* _Set exercise_
Collect every line of the data below that contains the word "remains".

* _Listed records_

— begin —

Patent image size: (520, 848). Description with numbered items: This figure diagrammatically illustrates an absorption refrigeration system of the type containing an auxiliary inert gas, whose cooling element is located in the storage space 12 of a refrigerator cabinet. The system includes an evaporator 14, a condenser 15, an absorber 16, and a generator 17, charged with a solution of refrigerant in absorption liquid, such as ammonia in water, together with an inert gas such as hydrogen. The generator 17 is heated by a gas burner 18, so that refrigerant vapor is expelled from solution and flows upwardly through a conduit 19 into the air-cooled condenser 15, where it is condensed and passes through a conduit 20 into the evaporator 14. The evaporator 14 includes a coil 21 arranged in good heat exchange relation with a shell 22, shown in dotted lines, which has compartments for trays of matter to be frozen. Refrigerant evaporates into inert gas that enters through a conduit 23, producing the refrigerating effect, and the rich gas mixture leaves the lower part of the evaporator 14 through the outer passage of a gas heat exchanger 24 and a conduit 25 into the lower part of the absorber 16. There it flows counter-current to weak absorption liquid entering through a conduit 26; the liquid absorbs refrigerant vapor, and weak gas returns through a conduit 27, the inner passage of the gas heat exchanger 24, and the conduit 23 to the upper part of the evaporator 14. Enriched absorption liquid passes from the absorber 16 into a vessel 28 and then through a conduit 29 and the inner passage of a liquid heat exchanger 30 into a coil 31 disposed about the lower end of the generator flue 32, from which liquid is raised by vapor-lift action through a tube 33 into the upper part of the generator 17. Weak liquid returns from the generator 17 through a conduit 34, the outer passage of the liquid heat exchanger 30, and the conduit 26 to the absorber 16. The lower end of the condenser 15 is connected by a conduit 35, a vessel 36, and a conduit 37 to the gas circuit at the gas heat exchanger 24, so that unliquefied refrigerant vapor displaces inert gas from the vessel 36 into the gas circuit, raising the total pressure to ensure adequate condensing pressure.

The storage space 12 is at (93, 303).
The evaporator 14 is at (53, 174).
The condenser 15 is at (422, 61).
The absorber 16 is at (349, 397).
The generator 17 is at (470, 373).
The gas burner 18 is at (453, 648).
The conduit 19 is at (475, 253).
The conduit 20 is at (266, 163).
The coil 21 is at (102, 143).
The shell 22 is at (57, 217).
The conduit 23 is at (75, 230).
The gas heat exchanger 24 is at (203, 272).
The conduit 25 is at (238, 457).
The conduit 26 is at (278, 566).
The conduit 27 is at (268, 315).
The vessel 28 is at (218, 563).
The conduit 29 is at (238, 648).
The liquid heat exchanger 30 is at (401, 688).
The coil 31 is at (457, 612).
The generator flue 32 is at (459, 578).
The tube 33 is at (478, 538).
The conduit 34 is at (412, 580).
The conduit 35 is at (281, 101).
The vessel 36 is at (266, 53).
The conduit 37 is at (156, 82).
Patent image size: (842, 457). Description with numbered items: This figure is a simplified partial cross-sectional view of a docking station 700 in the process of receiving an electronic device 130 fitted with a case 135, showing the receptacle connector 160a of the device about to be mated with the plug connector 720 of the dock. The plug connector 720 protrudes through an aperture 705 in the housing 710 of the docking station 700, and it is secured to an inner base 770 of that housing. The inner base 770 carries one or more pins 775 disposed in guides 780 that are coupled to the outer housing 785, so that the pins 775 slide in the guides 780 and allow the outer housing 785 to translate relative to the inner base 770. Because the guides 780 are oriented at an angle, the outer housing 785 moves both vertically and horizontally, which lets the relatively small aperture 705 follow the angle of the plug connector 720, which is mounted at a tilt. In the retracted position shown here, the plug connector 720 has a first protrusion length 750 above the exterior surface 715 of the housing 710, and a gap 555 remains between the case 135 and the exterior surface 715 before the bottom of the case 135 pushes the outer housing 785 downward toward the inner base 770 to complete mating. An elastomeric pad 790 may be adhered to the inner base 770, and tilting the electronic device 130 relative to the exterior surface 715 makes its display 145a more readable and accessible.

— end —
— begin —

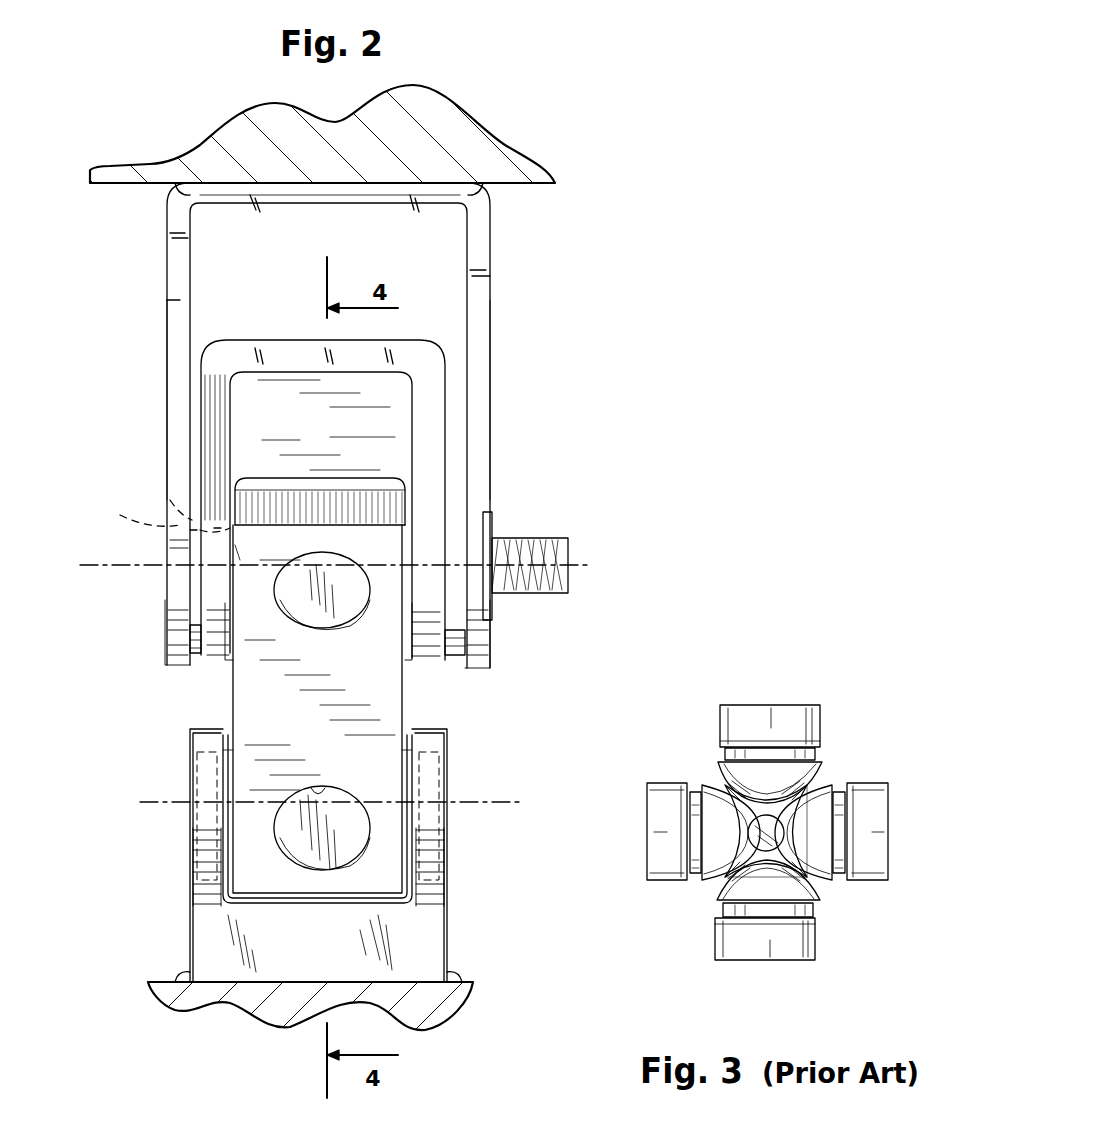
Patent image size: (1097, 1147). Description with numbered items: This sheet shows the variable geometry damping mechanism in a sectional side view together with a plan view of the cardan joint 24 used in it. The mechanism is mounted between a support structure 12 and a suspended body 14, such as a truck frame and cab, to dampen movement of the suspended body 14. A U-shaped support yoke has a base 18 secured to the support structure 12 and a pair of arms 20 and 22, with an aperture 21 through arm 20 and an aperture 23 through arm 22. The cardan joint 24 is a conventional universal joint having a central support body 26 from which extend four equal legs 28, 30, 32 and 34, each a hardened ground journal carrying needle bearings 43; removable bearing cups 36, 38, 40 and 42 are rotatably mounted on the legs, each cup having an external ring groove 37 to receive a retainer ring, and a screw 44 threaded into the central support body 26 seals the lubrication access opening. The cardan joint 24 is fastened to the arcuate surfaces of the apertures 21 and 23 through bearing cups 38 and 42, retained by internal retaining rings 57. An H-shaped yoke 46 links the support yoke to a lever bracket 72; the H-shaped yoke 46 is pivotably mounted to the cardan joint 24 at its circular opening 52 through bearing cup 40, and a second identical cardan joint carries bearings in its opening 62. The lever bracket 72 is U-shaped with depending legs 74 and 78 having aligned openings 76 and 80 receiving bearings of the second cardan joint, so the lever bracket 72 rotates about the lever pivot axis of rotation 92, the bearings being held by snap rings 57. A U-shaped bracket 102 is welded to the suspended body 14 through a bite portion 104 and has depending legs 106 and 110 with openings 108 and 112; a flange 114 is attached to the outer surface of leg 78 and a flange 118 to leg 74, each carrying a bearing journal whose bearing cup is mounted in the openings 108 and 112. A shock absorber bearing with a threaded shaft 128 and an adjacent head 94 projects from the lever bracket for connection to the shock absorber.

— end —

* _Response below_
Patent image size: (842, 457). Description with numbered items: This figure is a simplified partial cross-sectional view of a docking station 700 in the process of receiving an electronic device 130 fitted with a case 135, showing the receptacle connector 160a of the device about to be mated with the plug connector 720 of the dock. The plug connector 720 protrudes through an aperture 705 in the housing 710 of the docking station 700, and it is secured to an inner base 770 of that housing. The inner base 770 carries one or more pins 775 disposed in guides 780 that are coupled to the outer housing 785, so that the pins 775 slide in the guides 780 and allow the outer housing 785 to translate relative to the inner base 770. Because the guides 780 are oriented at an angle, the outer housing 785 moves both vertically and horizontally, which lets the relatively small aperture 705 follow the angle of the plug connector 720, which is mounted at a tilt. In the retracted position shown here, the plug connector 720 has a first protrusion length 750 above the exterior surface 715 of the housing 710, and a gap 555 remains between the case 135 and the exterior surface 715 before the bottom of the case 135 pushes the outer housing 785 downward toward the inner base 770 to complete mating. An elastomeric pad 790 may be adhered to the inner base 770, and tilting the electronic device 130 relative to the exterior surface 715 makes its display 145a more readable and accessible.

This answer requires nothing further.